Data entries
▼

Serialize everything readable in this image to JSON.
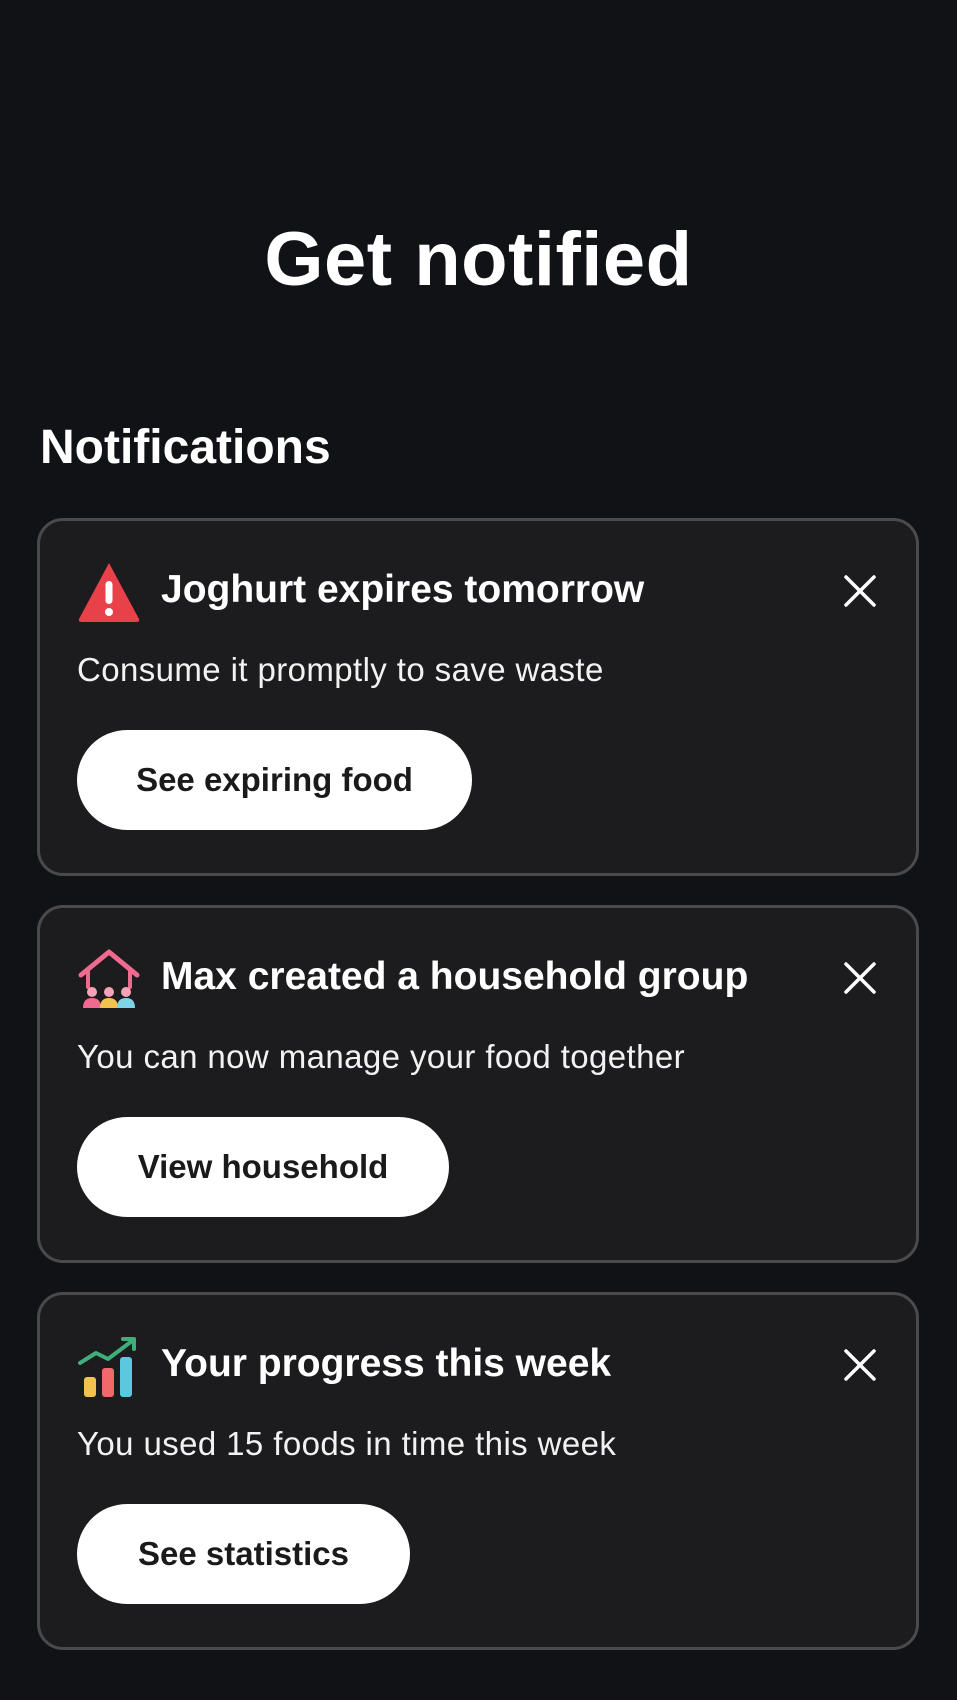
{
  "header": {
    "title": "Get notified"
  },
  "section": {
    "title": "Notifications"
  },
  "notifications": [
    {
      "icon": "warning-triangle-icon",
      "title": "Joghurt expires tomorrow",
      "body": "Consume it promptly to save waste",
      "action_label": "See expiring food"
    },
    {
      "icon": "household-icon",
      "title": "Max created a household group",
      "body": "You can now manage your food together",
      "action_label": "View household"
    },
    {
      "icon": "progress-chart-icon",
      "title": "Your progress this week",
      "body": "You used 15 foods in time this week",
      "action_label": "See statistics"
    }
  ],
  "colors": {
    "background": "#111216",
    "card": "#1c1c1e",
    "card_border": "#4a4a4d",
    "warning": "#e8414a",
    "household": "#f06a8f",
    "button": "#ffffff"
  }
}
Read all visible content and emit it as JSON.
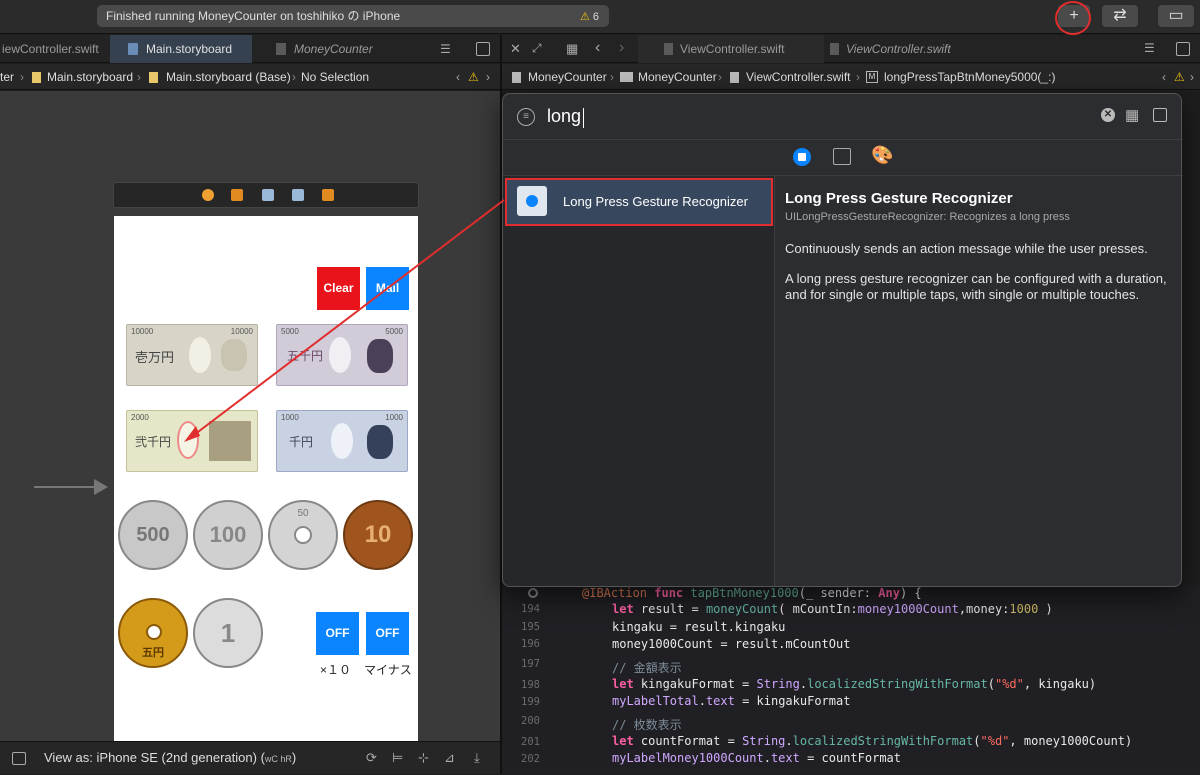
{
  "toolbar": {
    "status_text": "Finished running MoneyCounter on toshihiko の iPhone",
    "warning_count": "6",
    "add_label": "+",
    "swap_label": "⇄",
    "inspector_label": "▭"
  },
  "left_tabs": {
    "tab1": "iewController.swift",
    "tab2": "Main.storyboard",
    "tab3": "MoneyCounter"
  },
  "left_breadcrumb": {
    "c0": "ter",
    "c1": "Main.storyboard",
    "c2": "Main.storyboard (Base)",
    "c3": "No Selection"
  },
  "phone": {
    "clear_label": "Clear",
    "mail_label": "Mail",
    "off1_label": "OFF",
    "off2_label": "OFF",
    "x10_label": "×１０",
    "minus_label": "マイナス",
    "bill_10000": "10000",
    "bill_10000_kanji": "壱万円",
    "bill_5000": "5000",
    "bill_5000_kanji": "五千円",
    "bill_2000": "2000",
    "bill_2000_kanji": "弐千円",
    "bill_1000": "1000",
    "bill_1000_kanji": "千円",
    "coin_500": "500",
    "coin_100": "100",
    "coin_50": "50",
    "coin_10": "10",
    "coin_5": "五円",
    "coin_1": "1"
  },
  "bottom_bar": {
    "view_as": "View as: iPhone SE (2nd generation) (",
    "view_as_mid": "wC hR",
    "view_as_end": ")"
  },
  "right_tabs": {
    "tab1": "ViewController.swift",
    "tab2": "ViewController.swift"
  },
  "right_breadcrumb": {
    "c1": "MoneyCounter",
    "c2": "MoneyCounter",
    "c3": "ViewController.swift",
    "c4": "longPressTapBtnMoney5000(_:)"
  },
  "library": {
    "search_value": "long",
    "item_label": "Long Press Gesture Recognizer",
    "detail_title": "Long Press Gesture Recognizer",
    "detail_subtitle": "UILongPressGestureRecognizer: Recognizes a long press",
    "detail_p1": "Continuously sends an action message while the user presses.",
    "detail_p2": "A long press gesture recognizer can be configured with a duration, and for single or multiple taps, with single or multiple touches."
  },
  "code": {
    "l193_a": "@IBAction",
    "l193_b": " func ",
    "l193_c": "tapBtnMoney1000",
    "l193_d": "(_ sender: ",
    "l193_e": "Any",
    "l193_f": ") {",
    "n194": "194",
    "n195": "195",
    "n196": "196",
    "n197": "197",
    "n198": "198",
    "n199": "199",
    "n200": "200",
    "n201": "201",
    "n202": "202",
    "l194_a": "let",
    "l194_b": " result = ",
    "l194_c": "moneyCount",
    "l194_d": "( mCountIn:",
    "l194_e": "money1000Count",
    "l194_f": ",money:",
    "l194_g": "1000",
    "l194_h": " )",
    "l195": "kingaku = result.kingaku",
    "l196": "money1000Count = result.mCountOut",
    "l197": "// 金額表示",
    "l198_a": "let",
    "l198_b": " kingakuFormat = ",
    "l198_c": "String",
    "l198_d": ".",
    "l198_e": "localizedStringWithFormat",
    "l198_f": "(",
    "l198_g": "\"%d\"",
    "l198_h": ", kingaku)",
    "l199_a": "myLabelTotal",
    "l199_b": ".",
    "l199_c": "text",
    "l199_d": " = kingakuFormat",
    "l200": "// 枚数表示",
    "l201_a": "let",
    "l201_b": " countFormat = ",
    "l201_c": "String",
    "l201_d": ".",
    "l201_e": "localizedStringWithFormat",
    "l201_f": "(",
    "l201_g": "\"%d\"",
    "l201_h": ", money1000Count)",
    "l202_a": "myLabelMoney1000Count",
    "l202_b": ".",
    "l202_c": "text",
    "l202_d": " = countFormat"
  }
}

▲

REQUIRED TASK
Copy the listing word for word, excluding its pictures.

RESULT BELOW
Serialize everything readable in this image to JSON.
{
  "header": {
    "title": "Get notified"
  },
  "section": {
    "title": "Notifications"
  },
  "notifications": [
    {
      "icon": "warning-triangle-icon",
      "title": "Joghurt expires tomorrow",
      "body": "Consume it promptly to save waste",
      "action_label": "See expiring food"
    },
    {
      "icon": "household-icon",
      "title": "Max created a household group",
      "body": "You can now manage your food together",
      "action_label": "View household"
    },
    {
      "icon": "progress-chart-icon",
      "title": "Your progress this week",
      "body": "You used 15 foods in time this week",
      "action_label": "See statistics"
    }
  ],
  "colors": {
    "background": "#111216",
    "card": "#1c1c1e",
    "card_border": "#4a4a4d",
    "warning": "#e8414a",
    "household": "#f06a8f",
    "button": "#ffffff"
  }
}
Read all visible content and emit it as JSON.
{
  "toolbar": {
    "status_text": "Finished running MoneyCounter on toshihiko の iPhone",
    "warning_count": "6",
    "add_label": "+",
    "swap_label": "⇄",
    "inspector_label": "▭"
  },
  "left_tabs": {
    "tab1": "iewController.swift",
    "tab2": "Main.storyboard",
    "tab3": "MoneyCounter"
  },
  "left_breadcrumb": {
    "c0": "ter",
    "c1": "Main.storyboard",
    "c2": "Main.storyboard (Base)",
    "c3": "No Selection"
  },
  "phone": {
    "clear_label": "Clear",
    "mail_label": "Mail",
    "off1_label": "OFF",
    "off2_label": "OFF",
    "x10_label": "×１０",
    "minus_label": "マイナス",
    "bill_10000": "10000",
    "bill_10000_kanji": "壱万円",
    "bill_5000": "5000",
    "bill_5000_kanji": "五千円",
    "bill_2000": "2000",
    "bill_2000_kanji": "弐千円",
    "bill_1000": "1000",
    "bill_1000_kanji": "千円",
    "coin_500": "500",
    "coin_100": "100",
    "coin_50": "50",
    "coin_10": "10",
    "coin_5": "五円",
    "coin_1": "1"
  },
  "bottom_bar": {
    "view_as": "View as: iPhone SE (2nd generation) (",
    "view_as_mid": "wC hR",
    "view_as_end": ")"
  },
  "right_tabs": {
    "tab1": "ViewController.swift",
    "tab2": "ViewController.swift"
  },
  "right_breadcrumb": {
    "c1": "MoneyCounter",
    "c2": "MoneyCounter",
    "c3": "ViewController.swift",
    "c4": "longPressTapBtnMoney5000(_:)"
  },
  "library": {
    "search_value": "long",
    "item_label": "Long Press Gesture Recognizer",
    "detail_title": "Long Press Gesture Recognizer",
    "detail_subtitle": "UILongPressGestureRecognizer: Recognizes a long press",
    "detail_p1": "Continuously sends an action message while the user presses.",
    "detail_p2": "A long press gesture recognizer can be configured with a duration, and for single or multiple taps, with single or multiple touches."
  },
  "code": {
    "l193_a": "@IBAction",
    "l193_b": " func ",
    "l193_c": "tapBtnMoney1000",
    "l193_d": "(_ sender: ",
    "l193_e": "Any",
    "l193_f": ") {",
    "n194": "194",
    "n195": "195",
    "n196": "196",
    "n197": "197",
    "n198": "198",
    "n199": "199",
    "n200": "200",
    "n201": "201",
    "n202": "202",
    "l194_a": "let",
    "l194_b": " result = ",
    "l194_c": "moneyCount",
    "l194_d": "( mCountIn:",
    "l194_e": "money1000Count",
    "l194_f": ",money:",
    "l194_g": "1000",
    "l194_h": " )",
    "l195": "kingaku = result.kingaku",
    "l196": "money1000Count = result.mCountOut",
    "l197": "// 金額表示",
    "l198_a": "let",
    "l198_b": " kingakuFormat = ",
    "l198_c": "String",
    "l198_d": ".",
    "l198_e": "localizedStringWithFormat",
    "l198_f": "(",
    "l198_g": "\"%d\"",
    "l198_h": ", kingaku)",
    "l199_a": "myLabelTotal",
    "l199_b": ".",
    "l199_c": "text",
    "l199_d": " = kingakuFormat",
    "l200": "// 枚数表示",
    "l201_a": "let",
    "l201_b": " countFormat = ",
    "l201_c": "String",
    "l201_d": ".",
    "l201_e": "localizedStringWithFormat",
    "l201_f": "(",
    "l201_g": "\"%d\"",
    "l201_h": ", money1000Count)",
    "l202_a": "myLabelMoney1000Count",
    "l202_b": ".",
    "l202_c": "text",
    "l202_d": " = countFormat"
  }
}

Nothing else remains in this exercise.